Collect every line that includes the string "title".

START Records shown

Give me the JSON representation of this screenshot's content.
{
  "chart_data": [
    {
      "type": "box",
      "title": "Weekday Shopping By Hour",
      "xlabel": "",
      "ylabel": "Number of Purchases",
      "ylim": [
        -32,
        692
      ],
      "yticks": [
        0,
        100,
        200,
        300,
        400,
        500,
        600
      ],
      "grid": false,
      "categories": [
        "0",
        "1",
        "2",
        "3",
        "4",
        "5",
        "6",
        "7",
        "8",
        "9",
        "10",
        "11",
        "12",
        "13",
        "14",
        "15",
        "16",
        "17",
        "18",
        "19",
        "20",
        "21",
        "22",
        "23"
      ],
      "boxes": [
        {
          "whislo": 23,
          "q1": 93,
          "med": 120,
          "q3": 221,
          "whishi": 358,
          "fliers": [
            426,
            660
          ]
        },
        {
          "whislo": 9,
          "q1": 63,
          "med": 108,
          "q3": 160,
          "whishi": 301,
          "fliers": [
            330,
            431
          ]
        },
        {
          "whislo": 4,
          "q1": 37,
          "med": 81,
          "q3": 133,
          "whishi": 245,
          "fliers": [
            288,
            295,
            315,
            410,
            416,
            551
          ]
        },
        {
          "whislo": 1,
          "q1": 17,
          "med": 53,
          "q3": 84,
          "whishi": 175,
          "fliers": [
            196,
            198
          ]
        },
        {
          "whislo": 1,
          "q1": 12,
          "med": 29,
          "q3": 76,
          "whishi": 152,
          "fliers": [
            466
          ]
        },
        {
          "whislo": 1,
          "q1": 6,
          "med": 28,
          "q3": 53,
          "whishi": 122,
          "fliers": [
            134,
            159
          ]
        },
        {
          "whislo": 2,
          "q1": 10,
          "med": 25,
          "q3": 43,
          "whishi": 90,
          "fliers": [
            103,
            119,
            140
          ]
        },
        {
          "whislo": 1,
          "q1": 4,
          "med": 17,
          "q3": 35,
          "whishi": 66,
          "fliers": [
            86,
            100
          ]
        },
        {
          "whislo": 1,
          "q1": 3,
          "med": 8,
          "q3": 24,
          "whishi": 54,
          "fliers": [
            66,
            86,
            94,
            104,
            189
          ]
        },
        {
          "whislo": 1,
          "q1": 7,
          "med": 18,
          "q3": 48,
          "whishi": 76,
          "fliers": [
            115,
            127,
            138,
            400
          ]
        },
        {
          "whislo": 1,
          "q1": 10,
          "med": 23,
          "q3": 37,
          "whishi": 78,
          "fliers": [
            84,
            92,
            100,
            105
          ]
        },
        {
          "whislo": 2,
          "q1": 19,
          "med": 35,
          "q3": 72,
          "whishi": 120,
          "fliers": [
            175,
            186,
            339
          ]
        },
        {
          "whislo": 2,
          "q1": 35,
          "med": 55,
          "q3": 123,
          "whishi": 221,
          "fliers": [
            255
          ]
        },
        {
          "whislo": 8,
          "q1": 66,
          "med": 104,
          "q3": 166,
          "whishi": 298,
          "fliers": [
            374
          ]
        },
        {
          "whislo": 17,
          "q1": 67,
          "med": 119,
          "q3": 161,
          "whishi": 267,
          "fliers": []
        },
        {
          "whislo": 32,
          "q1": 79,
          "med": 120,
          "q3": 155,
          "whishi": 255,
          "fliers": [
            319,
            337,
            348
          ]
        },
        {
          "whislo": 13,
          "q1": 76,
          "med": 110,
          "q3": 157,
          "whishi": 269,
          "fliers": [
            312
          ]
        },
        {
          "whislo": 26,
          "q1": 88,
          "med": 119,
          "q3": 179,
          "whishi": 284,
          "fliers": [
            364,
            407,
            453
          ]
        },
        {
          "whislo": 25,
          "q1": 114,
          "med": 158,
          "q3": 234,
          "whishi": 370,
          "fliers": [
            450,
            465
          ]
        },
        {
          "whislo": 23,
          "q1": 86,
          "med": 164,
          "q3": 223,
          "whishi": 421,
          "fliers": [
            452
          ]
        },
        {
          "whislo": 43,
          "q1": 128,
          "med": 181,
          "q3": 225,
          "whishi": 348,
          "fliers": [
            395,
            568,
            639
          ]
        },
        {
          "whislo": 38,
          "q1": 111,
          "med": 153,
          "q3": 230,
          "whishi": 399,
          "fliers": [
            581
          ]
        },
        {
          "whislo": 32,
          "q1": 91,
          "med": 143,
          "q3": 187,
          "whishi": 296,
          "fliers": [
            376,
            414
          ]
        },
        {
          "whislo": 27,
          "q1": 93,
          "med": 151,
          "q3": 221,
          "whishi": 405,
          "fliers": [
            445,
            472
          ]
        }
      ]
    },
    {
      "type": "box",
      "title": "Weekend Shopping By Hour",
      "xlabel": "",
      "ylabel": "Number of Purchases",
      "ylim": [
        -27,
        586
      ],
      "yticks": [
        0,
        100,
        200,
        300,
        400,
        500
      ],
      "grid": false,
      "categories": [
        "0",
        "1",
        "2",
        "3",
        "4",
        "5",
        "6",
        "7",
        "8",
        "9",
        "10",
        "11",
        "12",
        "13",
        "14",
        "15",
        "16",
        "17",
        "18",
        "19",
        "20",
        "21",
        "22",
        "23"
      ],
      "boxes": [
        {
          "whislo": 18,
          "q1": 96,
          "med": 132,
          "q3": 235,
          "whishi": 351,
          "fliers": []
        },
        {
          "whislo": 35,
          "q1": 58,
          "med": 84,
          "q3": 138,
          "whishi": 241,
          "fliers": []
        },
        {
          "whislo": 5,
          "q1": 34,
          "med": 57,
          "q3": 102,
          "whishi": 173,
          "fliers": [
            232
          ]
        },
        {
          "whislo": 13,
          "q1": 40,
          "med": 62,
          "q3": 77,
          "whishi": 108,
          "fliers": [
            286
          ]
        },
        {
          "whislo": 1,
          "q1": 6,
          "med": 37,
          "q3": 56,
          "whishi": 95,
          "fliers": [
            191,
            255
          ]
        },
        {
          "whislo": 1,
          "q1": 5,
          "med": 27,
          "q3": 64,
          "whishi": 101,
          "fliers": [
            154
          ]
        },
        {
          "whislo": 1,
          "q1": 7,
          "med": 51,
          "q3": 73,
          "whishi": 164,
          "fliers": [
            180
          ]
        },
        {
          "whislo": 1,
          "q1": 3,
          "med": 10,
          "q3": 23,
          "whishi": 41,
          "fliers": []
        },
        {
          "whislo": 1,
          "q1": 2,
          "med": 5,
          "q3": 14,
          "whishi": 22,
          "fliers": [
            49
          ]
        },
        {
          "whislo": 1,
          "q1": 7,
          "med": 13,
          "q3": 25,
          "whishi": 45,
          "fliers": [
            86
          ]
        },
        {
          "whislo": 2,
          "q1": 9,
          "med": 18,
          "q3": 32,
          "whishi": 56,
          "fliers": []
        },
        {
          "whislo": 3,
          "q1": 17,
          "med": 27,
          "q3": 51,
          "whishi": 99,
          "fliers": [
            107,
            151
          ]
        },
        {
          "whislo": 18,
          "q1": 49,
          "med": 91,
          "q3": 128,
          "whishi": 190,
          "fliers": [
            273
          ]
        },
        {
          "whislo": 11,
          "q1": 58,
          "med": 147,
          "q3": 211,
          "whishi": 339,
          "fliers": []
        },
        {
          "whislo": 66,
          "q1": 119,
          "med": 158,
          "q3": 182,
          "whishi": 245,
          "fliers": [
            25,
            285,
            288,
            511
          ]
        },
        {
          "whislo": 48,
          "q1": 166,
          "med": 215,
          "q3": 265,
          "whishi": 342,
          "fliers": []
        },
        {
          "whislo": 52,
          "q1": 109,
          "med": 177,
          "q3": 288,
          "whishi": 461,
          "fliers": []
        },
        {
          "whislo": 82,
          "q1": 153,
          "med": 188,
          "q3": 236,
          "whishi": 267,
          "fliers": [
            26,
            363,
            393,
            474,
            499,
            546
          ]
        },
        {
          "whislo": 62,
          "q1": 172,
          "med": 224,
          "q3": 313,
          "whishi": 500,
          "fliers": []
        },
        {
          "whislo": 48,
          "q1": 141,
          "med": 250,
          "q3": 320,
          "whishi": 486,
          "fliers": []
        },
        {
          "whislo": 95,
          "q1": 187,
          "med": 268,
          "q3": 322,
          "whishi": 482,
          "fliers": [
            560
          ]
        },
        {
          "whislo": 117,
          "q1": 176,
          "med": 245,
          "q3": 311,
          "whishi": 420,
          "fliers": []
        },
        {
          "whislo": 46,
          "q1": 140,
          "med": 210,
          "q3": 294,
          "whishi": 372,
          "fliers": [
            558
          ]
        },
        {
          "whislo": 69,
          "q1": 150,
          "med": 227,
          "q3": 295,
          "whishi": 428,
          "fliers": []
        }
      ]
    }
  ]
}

END Records shown

● Reply to the exercise
      "title": "Weekday Shopping By Hour",
      "title": "Weekend Shopping By Hour",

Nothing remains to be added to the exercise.